Input rows:
***

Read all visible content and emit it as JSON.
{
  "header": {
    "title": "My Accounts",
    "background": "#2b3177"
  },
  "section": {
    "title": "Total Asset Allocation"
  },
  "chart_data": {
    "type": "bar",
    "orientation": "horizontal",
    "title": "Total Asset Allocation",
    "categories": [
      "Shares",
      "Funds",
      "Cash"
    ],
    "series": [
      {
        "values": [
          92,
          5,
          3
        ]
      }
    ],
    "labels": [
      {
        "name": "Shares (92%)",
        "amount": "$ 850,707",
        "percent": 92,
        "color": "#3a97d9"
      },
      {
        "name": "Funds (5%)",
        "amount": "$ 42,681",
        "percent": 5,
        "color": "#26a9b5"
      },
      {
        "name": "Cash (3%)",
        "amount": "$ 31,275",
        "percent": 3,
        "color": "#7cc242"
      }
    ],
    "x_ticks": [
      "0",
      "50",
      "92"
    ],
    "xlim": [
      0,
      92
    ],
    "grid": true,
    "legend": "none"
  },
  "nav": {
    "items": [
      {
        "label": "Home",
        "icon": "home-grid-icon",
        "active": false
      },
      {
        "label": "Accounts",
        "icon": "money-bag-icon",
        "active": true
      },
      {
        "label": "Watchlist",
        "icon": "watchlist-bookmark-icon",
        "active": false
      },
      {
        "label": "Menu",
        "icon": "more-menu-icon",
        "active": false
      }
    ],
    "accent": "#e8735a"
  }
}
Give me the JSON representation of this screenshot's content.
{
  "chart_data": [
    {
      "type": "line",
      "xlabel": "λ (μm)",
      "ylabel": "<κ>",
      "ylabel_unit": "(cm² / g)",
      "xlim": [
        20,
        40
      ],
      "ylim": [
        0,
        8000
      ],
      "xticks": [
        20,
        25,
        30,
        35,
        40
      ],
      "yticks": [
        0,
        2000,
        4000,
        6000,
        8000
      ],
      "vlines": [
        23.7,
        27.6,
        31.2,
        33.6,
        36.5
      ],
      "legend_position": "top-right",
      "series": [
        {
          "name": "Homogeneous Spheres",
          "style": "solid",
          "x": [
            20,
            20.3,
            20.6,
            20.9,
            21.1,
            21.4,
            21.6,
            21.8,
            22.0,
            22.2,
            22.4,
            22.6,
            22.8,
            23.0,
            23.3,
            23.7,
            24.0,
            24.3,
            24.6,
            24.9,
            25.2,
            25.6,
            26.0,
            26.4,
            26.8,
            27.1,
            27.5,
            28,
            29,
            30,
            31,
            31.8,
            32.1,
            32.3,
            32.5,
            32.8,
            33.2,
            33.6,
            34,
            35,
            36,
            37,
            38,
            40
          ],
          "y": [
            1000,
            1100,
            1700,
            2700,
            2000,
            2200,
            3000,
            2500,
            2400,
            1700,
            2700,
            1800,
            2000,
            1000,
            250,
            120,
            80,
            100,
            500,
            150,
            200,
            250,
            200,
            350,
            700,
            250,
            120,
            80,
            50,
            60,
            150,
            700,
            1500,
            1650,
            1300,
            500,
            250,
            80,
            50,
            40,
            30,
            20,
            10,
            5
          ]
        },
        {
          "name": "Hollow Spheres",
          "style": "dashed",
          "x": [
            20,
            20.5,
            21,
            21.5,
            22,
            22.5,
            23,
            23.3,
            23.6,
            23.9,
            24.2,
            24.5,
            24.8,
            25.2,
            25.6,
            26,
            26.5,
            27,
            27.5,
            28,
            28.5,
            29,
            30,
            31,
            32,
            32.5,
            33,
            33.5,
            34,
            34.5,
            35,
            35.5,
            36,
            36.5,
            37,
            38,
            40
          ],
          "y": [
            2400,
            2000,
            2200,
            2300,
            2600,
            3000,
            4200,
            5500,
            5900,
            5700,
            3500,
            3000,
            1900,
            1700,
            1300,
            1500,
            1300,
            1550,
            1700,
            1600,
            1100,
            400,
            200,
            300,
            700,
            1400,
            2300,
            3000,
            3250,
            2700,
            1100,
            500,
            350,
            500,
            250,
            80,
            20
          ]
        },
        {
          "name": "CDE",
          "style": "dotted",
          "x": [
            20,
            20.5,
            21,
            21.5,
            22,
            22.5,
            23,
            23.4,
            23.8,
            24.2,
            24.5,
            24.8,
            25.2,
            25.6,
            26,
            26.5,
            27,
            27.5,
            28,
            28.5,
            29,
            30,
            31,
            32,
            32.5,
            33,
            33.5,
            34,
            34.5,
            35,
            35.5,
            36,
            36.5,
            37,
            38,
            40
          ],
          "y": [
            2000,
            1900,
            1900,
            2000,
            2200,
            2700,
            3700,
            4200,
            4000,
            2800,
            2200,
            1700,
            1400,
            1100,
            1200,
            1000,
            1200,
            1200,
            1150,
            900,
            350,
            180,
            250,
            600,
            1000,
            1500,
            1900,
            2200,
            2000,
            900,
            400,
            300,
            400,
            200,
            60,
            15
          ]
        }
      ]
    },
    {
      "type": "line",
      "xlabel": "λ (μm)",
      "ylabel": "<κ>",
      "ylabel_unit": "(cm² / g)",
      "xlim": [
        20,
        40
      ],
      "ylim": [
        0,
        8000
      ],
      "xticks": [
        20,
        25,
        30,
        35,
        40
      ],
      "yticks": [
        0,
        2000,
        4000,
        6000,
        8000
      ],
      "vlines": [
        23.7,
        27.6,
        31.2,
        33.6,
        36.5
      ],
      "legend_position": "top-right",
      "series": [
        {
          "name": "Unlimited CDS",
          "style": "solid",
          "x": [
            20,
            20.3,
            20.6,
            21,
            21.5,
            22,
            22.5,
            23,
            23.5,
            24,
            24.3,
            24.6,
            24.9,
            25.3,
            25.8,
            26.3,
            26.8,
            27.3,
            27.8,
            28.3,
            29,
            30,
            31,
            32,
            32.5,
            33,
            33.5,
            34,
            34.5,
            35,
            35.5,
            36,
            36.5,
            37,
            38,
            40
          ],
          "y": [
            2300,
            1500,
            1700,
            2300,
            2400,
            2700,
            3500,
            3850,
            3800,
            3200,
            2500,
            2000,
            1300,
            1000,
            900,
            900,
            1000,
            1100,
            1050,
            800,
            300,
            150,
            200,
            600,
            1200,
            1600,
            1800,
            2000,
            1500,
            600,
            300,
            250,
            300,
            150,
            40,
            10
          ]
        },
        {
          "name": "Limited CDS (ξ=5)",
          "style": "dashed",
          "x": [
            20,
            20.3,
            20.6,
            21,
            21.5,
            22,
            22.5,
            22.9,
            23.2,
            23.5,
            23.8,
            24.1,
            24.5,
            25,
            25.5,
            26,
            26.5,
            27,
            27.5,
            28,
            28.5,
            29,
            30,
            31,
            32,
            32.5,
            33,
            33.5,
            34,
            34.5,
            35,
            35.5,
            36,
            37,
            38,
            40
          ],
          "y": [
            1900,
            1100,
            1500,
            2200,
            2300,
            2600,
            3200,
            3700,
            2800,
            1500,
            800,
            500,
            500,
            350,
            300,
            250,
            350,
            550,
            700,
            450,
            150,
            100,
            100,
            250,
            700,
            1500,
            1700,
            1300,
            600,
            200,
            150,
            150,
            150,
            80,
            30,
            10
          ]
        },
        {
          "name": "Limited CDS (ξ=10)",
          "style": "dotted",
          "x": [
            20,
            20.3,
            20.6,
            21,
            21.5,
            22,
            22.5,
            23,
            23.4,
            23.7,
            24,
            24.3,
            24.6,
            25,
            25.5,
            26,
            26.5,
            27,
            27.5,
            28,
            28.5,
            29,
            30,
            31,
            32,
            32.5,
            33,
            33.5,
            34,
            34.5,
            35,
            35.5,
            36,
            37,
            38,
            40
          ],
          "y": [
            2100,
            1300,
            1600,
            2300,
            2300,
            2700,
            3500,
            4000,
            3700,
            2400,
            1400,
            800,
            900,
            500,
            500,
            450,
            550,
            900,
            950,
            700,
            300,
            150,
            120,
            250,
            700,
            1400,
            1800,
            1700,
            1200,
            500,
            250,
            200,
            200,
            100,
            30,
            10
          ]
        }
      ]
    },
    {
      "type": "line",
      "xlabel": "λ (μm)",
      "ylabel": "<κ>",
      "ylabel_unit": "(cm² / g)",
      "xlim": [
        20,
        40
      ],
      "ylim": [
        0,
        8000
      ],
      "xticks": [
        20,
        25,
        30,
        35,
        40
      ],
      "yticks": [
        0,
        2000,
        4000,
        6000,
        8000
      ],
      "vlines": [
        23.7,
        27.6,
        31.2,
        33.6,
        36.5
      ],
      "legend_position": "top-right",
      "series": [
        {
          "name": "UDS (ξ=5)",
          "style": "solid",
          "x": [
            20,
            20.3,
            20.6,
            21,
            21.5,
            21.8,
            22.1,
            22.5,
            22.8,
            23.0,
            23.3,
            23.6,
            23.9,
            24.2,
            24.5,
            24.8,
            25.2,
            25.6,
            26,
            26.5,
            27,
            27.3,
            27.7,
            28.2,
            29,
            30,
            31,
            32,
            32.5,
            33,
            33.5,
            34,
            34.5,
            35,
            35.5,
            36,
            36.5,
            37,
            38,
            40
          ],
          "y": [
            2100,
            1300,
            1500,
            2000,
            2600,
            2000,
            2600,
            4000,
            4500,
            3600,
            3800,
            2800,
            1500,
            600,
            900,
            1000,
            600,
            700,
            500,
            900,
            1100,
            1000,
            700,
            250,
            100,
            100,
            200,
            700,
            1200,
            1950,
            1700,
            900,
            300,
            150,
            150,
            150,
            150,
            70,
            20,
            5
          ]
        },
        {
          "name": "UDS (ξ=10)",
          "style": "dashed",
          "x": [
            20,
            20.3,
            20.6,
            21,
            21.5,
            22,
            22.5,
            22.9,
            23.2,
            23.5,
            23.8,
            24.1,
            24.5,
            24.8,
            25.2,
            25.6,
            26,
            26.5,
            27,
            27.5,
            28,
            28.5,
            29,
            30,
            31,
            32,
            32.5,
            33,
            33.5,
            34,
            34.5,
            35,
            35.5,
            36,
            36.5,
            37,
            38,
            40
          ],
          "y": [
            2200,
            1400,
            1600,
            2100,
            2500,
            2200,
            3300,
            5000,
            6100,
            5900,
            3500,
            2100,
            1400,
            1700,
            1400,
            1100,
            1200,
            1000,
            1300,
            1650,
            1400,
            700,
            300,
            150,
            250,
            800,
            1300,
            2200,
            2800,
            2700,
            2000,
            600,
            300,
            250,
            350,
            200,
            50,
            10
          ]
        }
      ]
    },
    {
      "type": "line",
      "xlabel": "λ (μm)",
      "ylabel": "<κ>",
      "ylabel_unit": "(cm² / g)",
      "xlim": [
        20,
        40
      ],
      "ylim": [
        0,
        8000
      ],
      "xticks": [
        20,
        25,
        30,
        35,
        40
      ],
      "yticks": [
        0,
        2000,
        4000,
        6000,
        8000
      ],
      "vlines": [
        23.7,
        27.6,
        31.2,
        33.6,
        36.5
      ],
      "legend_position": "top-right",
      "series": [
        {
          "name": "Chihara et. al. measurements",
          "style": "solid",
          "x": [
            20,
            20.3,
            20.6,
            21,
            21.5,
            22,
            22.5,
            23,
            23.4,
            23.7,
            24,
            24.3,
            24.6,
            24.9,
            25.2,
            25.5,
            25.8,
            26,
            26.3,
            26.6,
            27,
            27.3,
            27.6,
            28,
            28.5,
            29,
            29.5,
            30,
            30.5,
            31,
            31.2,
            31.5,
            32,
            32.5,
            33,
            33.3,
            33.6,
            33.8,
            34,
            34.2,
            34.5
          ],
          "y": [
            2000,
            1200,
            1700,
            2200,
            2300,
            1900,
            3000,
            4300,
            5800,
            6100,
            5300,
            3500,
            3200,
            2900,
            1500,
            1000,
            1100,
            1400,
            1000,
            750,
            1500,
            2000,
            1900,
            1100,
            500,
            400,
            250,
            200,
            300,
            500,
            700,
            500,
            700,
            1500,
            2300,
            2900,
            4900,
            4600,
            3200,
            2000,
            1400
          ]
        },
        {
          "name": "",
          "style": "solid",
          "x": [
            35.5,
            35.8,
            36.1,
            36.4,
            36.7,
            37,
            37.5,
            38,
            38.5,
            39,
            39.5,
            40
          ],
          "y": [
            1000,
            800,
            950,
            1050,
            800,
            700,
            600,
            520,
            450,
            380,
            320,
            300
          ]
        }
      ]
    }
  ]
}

***

Task requirements:
Copy each line in the data that holds the word "content".

Output for this task:
Read all visible content and emit it as JSON.
Give me the JSON representation of this screenshot's content.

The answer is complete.